- Task prompt
Give the number of lines in the listing that hold the word "metálico". Write nothing but that number.

- Rows
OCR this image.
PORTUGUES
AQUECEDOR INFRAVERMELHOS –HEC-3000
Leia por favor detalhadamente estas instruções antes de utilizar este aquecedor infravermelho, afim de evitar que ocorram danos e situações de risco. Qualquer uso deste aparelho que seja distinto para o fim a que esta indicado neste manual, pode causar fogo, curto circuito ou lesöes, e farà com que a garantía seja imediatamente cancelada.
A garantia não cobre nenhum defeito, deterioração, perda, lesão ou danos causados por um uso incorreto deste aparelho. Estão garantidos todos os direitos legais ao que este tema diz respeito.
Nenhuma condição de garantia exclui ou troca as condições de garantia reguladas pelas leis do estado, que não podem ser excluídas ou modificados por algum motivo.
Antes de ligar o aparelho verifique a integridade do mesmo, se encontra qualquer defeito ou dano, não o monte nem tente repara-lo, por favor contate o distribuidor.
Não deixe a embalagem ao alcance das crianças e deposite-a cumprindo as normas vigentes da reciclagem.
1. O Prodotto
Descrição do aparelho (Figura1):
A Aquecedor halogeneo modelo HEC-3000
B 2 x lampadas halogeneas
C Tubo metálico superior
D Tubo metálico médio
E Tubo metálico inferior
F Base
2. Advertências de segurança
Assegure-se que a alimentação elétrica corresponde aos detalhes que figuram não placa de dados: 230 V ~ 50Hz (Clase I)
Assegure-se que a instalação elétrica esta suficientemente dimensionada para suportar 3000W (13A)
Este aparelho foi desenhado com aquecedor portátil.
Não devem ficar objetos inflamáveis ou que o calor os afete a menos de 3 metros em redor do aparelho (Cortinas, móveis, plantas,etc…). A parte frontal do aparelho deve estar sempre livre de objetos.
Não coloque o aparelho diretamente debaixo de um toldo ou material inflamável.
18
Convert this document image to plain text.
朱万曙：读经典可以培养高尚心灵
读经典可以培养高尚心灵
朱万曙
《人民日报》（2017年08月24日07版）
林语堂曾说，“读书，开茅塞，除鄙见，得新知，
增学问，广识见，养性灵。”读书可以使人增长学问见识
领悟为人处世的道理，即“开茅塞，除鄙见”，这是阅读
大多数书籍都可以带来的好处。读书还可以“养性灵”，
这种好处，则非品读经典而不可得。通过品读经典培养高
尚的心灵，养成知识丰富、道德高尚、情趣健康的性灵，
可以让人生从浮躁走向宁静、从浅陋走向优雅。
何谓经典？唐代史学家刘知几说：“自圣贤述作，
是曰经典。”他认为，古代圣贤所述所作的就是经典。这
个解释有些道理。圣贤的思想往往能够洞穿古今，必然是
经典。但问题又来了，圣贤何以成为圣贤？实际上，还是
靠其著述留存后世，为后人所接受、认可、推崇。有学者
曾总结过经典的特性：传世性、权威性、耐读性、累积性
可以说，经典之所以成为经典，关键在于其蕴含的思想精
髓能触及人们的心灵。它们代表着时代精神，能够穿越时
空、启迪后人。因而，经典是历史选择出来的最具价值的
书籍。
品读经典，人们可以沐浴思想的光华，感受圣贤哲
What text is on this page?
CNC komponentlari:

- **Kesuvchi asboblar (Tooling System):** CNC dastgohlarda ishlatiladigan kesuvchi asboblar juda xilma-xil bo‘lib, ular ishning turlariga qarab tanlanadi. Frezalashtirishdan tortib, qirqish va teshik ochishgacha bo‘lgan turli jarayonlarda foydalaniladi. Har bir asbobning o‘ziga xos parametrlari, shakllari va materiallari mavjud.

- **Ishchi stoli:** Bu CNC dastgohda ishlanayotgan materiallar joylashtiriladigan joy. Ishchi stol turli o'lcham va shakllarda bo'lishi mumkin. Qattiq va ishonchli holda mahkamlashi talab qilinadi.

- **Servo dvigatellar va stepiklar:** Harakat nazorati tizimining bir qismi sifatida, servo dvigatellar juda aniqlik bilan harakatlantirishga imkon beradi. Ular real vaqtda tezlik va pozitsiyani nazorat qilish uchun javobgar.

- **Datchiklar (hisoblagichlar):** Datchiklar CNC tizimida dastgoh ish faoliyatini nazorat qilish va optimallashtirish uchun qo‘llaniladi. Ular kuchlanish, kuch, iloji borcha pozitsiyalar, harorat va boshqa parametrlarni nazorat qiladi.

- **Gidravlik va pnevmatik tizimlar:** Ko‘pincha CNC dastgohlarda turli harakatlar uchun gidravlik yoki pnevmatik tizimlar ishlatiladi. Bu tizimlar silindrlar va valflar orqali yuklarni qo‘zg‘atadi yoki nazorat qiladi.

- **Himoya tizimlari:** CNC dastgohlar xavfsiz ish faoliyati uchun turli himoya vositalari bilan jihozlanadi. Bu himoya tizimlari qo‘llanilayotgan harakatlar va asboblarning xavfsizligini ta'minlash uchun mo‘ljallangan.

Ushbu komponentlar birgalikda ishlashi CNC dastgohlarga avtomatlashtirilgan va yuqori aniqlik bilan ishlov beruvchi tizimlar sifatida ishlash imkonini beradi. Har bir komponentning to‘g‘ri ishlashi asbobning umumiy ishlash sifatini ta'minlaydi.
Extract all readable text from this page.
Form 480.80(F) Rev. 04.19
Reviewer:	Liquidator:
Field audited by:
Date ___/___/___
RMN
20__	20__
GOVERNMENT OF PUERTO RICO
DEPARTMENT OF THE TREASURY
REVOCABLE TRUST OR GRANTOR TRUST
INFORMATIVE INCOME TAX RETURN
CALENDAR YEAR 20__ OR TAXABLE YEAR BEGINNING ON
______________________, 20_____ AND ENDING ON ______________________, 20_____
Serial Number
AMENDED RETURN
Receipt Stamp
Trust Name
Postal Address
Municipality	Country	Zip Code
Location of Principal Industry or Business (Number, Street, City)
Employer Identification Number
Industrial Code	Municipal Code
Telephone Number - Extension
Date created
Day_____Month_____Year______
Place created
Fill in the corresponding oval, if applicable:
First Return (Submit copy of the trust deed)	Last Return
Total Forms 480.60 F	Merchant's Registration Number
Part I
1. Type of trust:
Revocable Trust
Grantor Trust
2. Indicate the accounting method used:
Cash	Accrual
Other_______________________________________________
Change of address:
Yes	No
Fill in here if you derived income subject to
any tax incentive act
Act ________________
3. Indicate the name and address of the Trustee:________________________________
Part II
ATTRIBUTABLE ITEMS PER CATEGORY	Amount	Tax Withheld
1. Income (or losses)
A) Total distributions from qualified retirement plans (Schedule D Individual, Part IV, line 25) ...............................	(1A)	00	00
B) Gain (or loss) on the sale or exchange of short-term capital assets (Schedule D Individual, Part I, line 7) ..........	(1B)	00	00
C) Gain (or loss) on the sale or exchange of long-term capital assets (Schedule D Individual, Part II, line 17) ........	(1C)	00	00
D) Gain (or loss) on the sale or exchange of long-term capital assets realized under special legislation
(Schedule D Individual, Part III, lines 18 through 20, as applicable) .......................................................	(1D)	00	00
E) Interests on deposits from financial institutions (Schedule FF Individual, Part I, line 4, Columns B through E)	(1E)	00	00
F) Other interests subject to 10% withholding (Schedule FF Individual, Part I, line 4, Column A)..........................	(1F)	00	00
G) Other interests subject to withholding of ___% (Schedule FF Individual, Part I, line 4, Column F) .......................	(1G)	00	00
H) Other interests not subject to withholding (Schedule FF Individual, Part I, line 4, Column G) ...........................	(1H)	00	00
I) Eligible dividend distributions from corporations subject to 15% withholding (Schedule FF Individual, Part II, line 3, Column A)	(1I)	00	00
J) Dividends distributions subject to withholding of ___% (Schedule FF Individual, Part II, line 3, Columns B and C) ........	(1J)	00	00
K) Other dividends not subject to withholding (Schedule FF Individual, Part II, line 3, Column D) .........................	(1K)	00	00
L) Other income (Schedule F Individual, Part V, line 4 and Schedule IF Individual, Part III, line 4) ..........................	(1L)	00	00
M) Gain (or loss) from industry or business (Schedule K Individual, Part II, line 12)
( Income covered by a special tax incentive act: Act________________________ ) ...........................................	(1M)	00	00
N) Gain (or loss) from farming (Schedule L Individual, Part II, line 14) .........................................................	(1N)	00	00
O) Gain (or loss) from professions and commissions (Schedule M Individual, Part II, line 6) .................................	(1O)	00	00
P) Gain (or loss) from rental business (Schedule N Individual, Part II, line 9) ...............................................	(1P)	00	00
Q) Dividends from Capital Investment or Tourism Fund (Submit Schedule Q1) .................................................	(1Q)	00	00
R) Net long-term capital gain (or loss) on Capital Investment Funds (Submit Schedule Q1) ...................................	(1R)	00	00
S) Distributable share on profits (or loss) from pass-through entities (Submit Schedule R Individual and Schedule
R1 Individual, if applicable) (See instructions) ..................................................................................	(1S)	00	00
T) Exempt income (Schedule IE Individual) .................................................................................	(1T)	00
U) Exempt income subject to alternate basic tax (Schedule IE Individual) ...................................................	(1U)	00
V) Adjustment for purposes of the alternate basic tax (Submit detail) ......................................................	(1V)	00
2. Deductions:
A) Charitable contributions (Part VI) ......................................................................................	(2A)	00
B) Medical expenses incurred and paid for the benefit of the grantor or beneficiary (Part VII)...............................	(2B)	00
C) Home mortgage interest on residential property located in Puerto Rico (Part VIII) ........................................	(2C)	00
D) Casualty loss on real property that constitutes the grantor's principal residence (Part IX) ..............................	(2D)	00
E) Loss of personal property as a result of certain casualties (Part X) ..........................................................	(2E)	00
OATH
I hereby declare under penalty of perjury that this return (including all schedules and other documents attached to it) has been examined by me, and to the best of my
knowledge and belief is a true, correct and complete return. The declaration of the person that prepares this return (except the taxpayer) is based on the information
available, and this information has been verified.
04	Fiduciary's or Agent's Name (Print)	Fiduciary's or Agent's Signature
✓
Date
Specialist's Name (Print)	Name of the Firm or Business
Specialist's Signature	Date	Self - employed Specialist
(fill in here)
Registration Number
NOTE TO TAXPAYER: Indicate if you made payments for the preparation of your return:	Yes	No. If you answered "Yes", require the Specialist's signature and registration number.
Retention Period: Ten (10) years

- Answer to the exercise
3